→ Exercise materials:
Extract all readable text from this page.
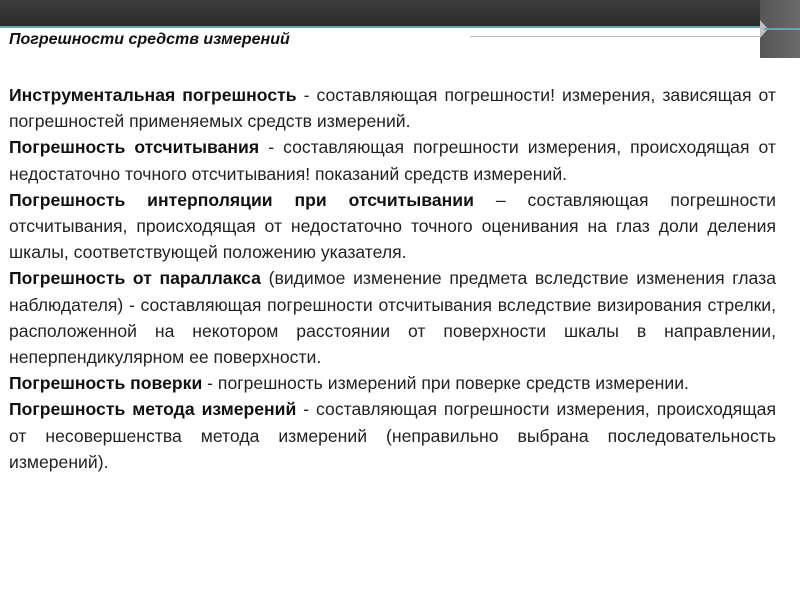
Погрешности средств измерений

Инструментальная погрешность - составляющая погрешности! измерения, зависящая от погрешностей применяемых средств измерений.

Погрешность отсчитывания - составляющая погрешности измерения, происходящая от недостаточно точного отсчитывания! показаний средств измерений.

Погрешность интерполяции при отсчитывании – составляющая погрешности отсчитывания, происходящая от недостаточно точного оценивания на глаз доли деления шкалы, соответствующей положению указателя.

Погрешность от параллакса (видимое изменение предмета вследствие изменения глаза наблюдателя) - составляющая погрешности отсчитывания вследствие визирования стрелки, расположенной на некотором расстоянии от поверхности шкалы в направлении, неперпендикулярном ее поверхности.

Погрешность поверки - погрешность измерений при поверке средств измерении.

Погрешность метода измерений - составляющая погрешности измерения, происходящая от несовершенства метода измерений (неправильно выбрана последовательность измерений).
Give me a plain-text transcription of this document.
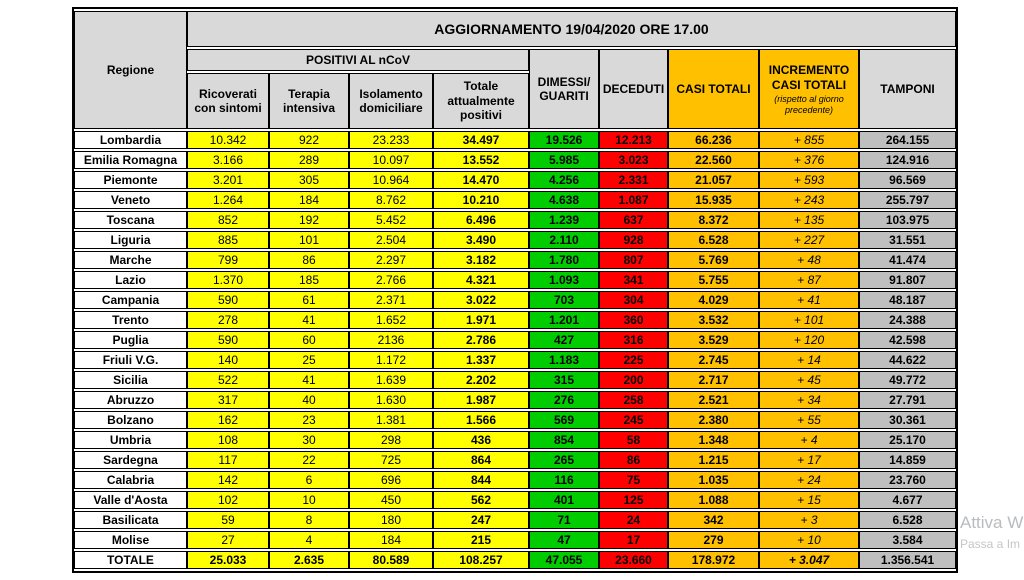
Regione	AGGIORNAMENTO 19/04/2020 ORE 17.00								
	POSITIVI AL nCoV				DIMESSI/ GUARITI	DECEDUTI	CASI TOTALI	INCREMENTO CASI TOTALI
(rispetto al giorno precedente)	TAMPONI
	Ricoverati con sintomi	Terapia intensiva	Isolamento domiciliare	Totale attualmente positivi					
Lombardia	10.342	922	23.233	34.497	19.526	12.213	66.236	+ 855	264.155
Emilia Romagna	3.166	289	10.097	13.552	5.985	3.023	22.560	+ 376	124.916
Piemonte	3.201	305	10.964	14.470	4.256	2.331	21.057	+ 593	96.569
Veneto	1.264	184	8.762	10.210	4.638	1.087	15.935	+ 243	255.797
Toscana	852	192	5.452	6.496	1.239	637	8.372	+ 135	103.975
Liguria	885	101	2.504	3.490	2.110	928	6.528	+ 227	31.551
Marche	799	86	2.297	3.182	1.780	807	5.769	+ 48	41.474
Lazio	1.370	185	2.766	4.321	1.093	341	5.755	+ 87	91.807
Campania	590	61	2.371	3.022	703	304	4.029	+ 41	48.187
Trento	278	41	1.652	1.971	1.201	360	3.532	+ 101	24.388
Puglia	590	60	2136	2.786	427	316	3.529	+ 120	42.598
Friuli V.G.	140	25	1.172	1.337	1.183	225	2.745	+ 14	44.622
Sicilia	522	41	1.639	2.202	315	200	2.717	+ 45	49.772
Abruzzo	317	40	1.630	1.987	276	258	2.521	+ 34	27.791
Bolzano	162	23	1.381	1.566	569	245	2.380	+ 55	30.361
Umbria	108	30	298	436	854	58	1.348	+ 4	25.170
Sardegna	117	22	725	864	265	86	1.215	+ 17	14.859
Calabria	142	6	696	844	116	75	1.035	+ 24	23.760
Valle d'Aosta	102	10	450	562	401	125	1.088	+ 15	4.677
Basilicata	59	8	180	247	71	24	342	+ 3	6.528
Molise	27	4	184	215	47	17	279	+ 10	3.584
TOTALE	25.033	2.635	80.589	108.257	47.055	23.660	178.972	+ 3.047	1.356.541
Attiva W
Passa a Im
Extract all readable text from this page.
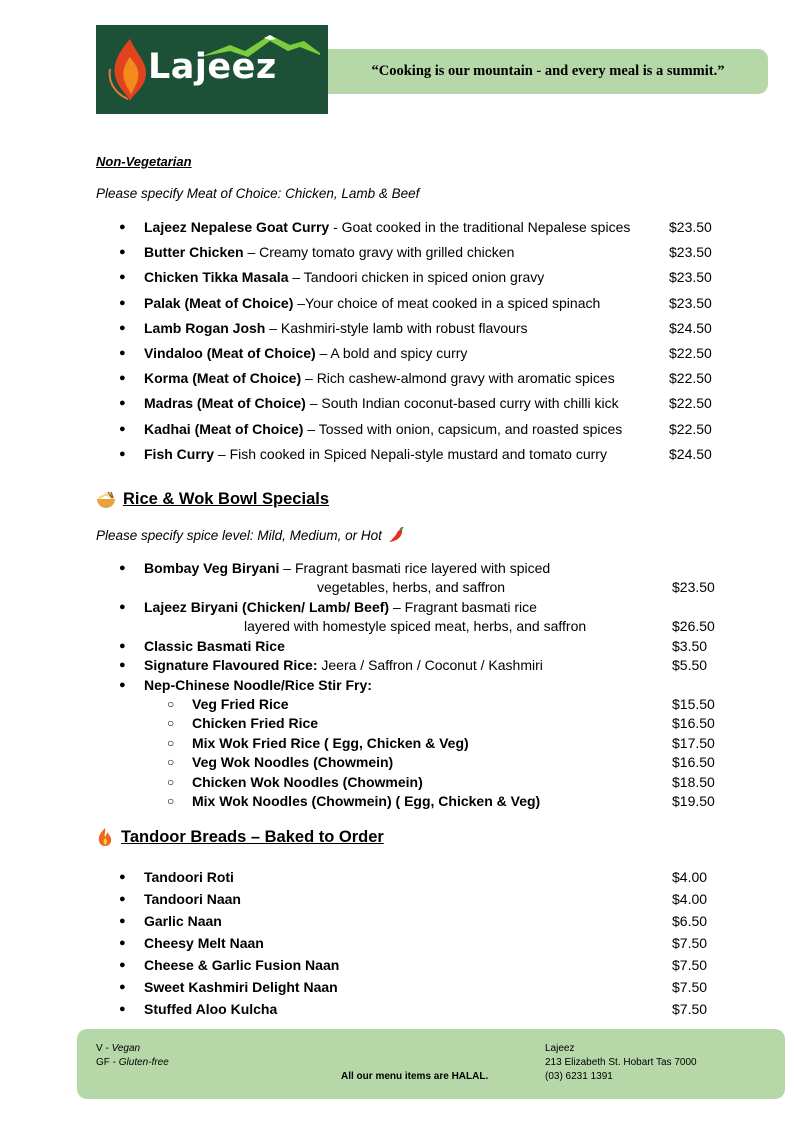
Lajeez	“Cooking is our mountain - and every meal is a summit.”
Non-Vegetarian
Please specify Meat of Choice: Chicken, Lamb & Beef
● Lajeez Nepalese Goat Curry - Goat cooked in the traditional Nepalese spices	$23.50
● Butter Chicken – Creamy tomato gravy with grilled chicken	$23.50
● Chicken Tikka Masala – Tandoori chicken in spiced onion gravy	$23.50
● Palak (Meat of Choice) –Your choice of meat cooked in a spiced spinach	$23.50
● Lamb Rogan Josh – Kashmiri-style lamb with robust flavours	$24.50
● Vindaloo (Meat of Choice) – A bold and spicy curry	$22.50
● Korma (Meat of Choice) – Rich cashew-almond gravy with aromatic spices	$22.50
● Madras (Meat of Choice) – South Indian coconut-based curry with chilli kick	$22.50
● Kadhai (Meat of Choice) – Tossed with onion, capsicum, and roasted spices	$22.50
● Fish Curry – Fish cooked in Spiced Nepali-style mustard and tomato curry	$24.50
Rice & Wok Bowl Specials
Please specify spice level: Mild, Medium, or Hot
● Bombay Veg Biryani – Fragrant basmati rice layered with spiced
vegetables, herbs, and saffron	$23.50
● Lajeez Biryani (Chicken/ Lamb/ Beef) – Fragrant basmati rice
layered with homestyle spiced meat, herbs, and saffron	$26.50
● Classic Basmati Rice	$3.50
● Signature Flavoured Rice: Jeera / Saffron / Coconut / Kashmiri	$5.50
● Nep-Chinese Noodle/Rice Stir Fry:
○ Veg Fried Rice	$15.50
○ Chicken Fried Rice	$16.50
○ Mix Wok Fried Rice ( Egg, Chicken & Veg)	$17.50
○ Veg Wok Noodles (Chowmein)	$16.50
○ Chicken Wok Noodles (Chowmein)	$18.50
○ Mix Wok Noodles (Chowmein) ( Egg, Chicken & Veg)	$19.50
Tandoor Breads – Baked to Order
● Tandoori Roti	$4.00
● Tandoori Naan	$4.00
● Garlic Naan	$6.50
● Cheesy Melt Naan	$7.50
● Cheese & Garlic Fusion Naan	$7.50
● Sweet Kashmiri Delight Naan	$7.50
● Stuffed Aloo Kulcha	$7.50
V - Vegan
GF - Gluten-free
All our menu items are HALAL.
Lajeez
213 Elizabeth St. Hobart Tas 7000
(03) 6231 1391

--

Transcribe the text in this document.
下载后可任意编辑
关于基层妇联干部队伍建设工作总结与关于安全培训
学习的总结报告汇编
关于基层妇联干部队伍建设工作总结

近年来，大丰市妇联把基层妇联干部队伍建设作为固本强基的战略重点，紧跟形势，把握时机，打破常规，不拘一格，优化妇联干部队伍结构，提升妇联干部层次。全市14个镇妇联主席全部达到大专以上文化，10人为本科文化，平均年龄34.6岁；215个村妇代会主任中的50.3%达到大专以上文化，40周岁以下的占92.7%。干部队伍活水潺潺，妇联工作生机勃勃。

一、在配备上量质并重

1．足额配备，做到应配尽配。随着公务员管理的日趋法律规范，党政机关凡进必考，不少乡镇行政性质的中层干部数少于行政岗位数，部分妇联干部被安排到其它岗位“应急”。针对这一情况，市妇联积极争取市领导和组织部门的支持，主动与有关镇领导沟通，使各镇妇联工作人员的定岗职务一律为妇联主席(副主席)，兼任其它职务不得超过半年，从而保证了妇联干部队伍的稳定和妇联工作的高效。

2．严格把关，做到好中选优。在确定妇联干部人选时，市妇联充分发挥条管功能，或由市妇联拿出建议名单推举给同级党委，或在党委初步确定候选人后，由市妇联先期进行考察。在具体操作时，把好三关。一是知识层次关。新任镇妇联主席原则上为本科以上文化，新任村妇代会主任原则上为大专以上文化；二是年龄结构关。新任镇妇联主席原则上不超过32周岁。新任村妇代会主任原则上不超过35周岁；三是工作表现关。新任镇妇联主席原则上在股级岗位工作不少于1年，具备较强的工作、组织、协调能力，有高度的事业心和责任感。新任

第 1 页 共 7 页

---

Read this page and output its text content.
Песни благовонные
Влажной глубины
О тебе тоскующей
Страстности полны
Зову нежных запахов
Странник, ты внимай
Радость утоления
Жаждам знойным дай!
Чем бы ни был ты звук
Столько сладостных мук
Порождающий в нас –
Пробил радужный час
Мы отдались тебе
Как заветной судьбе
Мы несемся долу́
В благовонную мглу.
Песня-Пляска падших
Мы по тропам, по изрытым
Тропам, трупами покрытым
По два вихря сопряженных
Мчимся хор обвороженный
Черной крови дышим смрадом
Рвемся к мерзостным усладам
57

→ Written exercise:
Copy and report every line where the word "Garlic" is present.

→ Output of the exercise:
● Garlic Naan	$6.50
● Cheese & Garlic Fusion Naan	$7.50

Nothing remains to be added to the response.